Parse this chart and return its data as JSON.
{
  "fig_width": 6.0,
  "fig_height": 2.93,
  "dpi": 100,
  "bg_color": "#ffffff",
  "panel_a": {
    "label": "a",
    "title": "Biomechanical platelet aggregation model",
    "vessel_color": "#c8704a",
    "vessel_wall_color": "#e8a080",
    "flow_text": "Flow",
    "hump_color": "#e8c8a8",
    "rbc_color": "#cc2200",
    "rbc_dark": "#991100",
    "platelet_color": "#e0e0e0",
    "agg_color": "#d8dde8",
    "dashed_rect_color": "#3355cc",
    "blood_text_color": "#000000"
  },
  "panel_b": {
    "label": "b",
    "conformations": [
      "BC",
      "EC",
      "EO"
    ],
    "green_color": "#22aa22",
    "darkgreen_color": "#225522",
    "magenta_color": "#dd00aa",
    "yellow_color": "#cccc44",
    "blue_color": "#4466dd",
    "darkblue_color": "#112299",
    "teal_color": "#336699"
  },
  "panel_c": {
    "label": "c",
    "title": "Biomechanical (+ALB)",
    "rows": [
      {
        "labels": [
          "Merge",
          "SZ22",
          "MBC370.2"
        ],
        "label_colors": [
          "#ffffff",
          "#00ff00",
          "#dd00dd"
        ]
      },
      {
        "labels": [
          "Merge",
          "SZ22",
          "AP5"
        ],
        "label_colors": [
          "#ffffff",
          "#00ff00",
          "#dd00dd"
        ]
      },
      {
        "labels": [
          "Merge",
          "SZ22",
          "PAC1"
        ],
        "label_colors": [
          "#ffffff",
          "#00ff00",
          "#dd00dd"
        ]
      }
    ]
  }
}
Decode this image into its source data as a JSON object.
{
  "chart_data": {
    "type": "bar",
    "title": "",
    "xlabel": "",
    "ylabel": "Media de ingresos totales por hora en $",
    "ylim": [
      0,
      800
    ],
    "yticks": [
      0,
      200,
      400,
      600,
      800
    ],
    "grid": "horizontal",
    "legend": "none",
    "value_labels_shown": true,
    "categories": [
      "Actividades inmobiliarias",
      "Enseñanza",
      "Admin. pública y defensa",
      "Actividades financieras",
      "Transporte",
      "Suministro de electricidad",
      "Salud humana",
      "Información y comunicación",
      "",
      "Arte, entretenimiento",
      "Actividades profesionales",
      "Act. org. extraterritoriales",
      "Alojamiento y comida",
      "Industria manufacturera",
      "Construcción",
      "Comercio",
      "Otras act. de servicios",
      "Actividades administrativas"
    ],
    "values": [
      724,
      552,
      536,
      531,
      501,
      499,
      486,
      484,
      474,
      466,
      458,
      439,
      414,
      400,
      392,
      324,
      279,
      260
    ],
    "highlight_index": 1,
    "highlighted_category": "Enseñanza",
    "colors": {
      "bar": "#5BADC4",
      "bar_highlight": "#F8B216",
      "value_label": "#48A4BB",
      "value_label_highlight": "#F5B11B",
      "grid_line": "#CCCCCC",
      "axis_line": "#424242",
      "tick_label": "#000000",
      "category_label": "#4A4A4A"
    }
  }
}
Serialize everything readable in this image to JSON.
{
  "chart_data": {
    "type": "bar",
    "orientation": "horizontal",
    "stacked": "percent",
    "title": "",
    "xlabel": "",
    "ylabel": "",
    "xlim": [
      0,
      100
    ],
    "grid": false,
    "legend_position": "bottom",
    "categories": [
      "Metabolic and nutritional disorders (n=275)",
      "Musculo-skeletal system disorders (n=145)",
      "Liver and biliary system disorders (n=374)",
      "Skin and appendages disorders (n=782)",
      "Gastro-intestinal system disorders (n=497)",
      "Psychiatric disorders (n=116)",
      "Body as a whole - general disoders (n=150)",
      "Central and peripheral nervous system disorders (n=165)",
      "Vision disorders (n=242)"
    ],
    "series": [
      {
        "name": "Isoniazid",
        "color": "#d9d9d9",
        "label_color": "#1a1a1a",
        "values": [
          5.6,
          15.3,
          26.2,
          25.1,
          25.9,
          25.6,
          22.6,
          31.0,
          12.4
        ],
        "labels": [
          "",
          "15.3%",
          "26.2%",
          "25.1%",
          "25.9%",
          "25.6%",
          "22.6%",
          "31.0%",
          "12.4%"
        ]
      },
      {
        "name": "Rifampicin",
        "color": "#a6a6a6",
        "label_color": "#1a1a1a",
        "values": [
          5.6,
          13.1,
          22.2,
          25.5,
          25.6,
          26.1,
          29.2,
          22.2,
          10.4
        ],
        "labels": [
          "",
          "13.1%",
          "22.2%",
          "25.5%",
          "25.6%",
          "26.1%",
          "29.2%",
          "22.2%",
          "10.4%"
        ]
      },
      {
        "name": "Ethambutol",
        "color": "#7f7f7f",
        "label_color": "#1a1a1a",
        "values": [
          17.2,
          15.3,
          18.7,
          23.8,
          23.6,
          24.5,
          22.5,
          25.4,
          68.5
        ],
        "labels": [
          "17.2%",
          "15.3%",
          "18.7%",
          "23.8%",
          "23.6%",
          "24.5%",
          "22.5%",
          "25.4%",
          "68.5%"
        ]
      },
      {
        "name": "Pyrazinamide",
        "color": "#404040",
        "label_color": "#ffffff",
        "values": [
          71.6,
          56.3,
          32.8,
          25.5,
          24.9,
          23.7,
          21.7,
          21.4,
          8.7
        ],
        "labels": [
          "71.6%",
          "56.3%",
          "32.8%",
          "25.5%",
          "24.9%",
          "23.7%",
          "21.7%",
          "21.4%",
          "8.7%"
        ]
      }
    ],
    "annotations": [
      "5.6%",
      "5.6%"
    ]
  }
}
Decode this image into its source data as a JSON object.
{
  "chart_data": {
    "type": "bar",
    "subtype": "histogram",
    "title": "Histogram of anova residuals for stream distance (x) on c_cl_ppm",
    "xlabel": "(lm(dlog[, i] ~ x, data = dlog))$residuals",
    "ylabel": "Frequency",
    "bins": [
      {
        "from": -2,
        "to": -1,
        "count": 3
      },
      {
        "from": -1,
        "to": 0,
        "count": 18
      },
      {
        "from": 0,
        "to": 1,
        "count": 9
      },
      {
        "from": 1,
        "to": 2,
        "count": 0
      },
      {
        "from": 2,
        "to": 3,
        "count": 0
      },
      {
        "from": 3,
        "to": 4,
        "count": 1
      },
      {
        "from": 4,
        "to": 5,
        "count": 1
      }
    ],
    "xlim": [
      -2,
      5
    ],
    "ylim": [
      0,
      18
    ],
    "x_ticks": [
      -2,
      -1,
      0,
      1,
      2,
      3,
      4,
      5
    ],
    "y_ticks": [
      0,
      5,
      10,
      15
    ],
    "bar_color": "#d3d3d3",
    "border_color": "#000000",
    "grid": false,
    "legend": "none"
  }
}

__________________________________________________

◆ **Requirement**: Emit the full listing verbatim.

◆ **Worked solution**:
Parse this chart and return its data as JSON.
{
  "fig_width": 6.0,
  "fig_height": 2.93,
  "dpi": 100,
  "bg_color": "#ffffff",
  "panel_a": {
    "label": "a",
    "title": "Biomechanical platelet aggregation model",
    "vessel_color": "#c8704a",
    "vessel_wall_color": "#e8a080",
    "flow_text": "Flow",
    "hump_color": "#e8c8a8",
    "rbc_color": "#cc2200",
    "rbc_dark": "#991100",
    "platelet_color": "#e0e0e0",
    "agg_color": "#d8dde8",
    "dashed_rect_color": "#3355cc",
    "blood_text_color": "#000000"
  },
  "panel_b": {
    "label": "b",
    "conformations": [
      "BC",
      "EC",
      "EO"
    ],
    "green_color": "#22aa22",
    "darkgreen_color": "#225522",
    "magenta_color": "#dd00aa",
    "yellow_color": "#cccc44",
    "blue_color": "#4466dd",
    "darkblue_color": "#112299",
    "teal_color": "#336699"
  },
  "panel_c": {
    "label": "c",
    "title": "Biomechanical (+ALB)",
    "rows": [
      {
        "labels": [
          "Merge",
          "SZ22",
          "MBC370.2"
        ],
        "label_colors": [
          "#ffffff",
          "#00ff00",
          "#dd00dd"
        ]
      },
      {
        "labels": [
          "Merge",
          "SZ22",
          "AP5"
        ],
        "label_colors": [
          "#ffffff",
          "#00ff00",
          "#dd00dd"
        ]
      },
      {
        "labels": [
          "Merge",
          "SZ22",
          "PAC1"
        ],
        "label_colors": [
          "#ffffff",
          "#00ff00",
          "#dd00dd"
        ]
      }
    ]
  }
}
Decode this image into its source data as a JSON object.
{
  "chart_data": {
    "type": "bar",
    "title": "",
    "xlabel": "",
    "ylabel": "Media de ingresos totales por hora en $",
    "ylim": [
      0,
      800
    ],
    "yticks": [
      0,
      200,
      400,
      600,
      800
    ],
    "grid": "horizontal",
    "legend": "none",
    "value_labels_shown": true,
    "categories": [
      "Actividades inmobiliarias",
      "Enseñanza",
      "Admin. pública y defensa",
      "Actividades financieras",
      "Transporte",
      "Suministro de electricidad",
      "Salud humana",
      "Información y comunicación",
      "",
      "Arte, entretenimiento",
      "Actividades profesionales",
      "Act. org. extraterritoriales",
      "Alojamiento y comida",
      "Industria manufacturera",
      "Construcción",
      "Comercio",
      "Otras act. de servicios",
      "Actividades administrativas"
    ],
    "values": [
      724,
      552,
      536,
      531,
      501,
      499,
      486,
      484,
      474,
      466,
      458,
      439,
      414,
      400,
      392,
      324,
      279,
      260
    ],
    "highlight_index": 1,
    "highlighted_category": "Enseñanza",
    "colors": {
      "bar": "#5BADC4",
      "bar_highlight": "#F8B216",
      "value_label": "#48A4BB",
      "value_label_highlight": "#F5B11B",
      "grid_line": "#CCCCCC",
      "axis_line": "#424242",
      "tick_label": "#000000",
      "category_label": "#4A4A4A"
    }
  }
}
Serialize everything readable in this image to JSON.
{
  "chart_data": {
    "type": "bar",
    "orientation": "horizontal",
    "stacked": "percent",
    "title": "",
    "xlabel": "",
    "ylabel": "",
    "xlim": [
      0,
      100
    ],
    "grid": false,
    "legend_position": "bottom",
    "categories": [
      "Metabolic and nutritional disorders (n=275)",
      "Musculo-skeletal system disorders (n=145)",
      "Liver and biliary system disorders (n=374)",
      "Skin and appendages disorders (n=782)",
      "Gastro-intestinal system disorders (n=497)",
      "Psychiatric disorders (n=116)",
      "Body as a whole - general disoders (n=150)",
      "Central and peripheral nervous system disorders (n=165)",
      "Vision disorders (n=242)"
    ],
    "series": [
      {
        "name": "Isoniazid",
        "color": "#d9d9d9",
        "label_color": "#1a1a1a",
        "values": [
          5.6,
          15.3,
          26.2,
          25.1,
          25.9,
          25.6,
          22.6,
          31.0,
          12.4
        ],
        "labels": [
          "",
          "15.3%",
          "26.2%",
          "25.1%",
          "25.9%",
          "25.6%",
          "22.6%",
          "31.0%",
          "12.4%"
        ]
      },
      {
        "name": "Rifampicin",
        "color": "#a6a6a6",
        "label_color": "#1a1a1a",
        "values": [
          5.6,
          13.1,
          22.2,
          25.5,
          25.6,
          26.1,
          29.2,
          22.2,
          10.4
        ],
        "labels": [
          "",
          "13.1%",
          "22.2%",
          "25.5%",
          "25.6%",
          "26.1%",
          "29.2%",
          "22.2%",
          "10.4%"
        ]
      },
      {
        "name": "Ethambutol",
        "color": "#7f7f7f",
        "label_color": "#1a1a1a",
        "values": [
          17.2,
          15.3,
          18.7,
          23.8,
          23.6,
          24.5,
          22.5,
          25.4,
          68.5
        ],
        "labels": [
          "17.2%",
          "15.3%",
          "18.7%",
          "23.8%",
          "23.6%",
          "24.5%",
          "22.5%",
          "25.4%",
          "68.5%"
        ]
      },
      {
        "name": "Pyrazinamide",
        "color": "#404040",
        "label_color": "#ffffff",
        "values": [
          71.6,
          56.3,
          32.8,
          25.5,
          24.9,
          23.7,
          21.7,
          21.4,
          8.7
        ],
        "labels": [
          "71.6%",
          "56.3%",
          "32.8%",
          "25.5%",
          "24.9%",
          "23.7%",
          "21.7%",
          "21.4%",
          "8.7%"
        ]
      }
    ],
    "annotations": [
      "5.6%",
      "5.6%"
    ]
  }
}
Decode this image into its source data as a JSON object.
{
  "chart_data": {
    "type": "bar",
    "subtype": "histogram",
    "title": "Histogram of anova residuals for stream distance (x) on c_cl_ppm",
    "xlabel": "(lm(dlog[, i] ~ x, data = dlog))$residuals",
    "ylabel": "Frequency",
    "bins": [
      {
        "from": -2,
        "to": -1,
        "count": 3
      },
      {
        "from": -1,
        "to": 0,
        "count": 18
      },
      {
        "from": 0,
        "to": 1,
        "count": 9
      },
      {
        "from": 1,
        "to": 2,
        "count": 0
      },
      {
        "from": 2,
        "to": 3,
        "count": 0
      },
      {
        "from": 3,
        "to": 4,
        "count": 1
      },
      {
        "from": 4,
        "to": 5,
        "count": 1
      }
    ],
    "xlim": [
      -2,
      5
    ],
    "ylim": [
      0,
      18
    ],
    "x_ticks": [
      -2,
      -1,
      0,
      1,
      2,
      3,
      4,
      5
    ],
    "y_ticks": [
      0,
      5,
      10,
      15
    ],
    "bar_color": "#d3d3d3",
    "border_color": "#000000",
    "grid": false,
    "legend": "none"
  }
}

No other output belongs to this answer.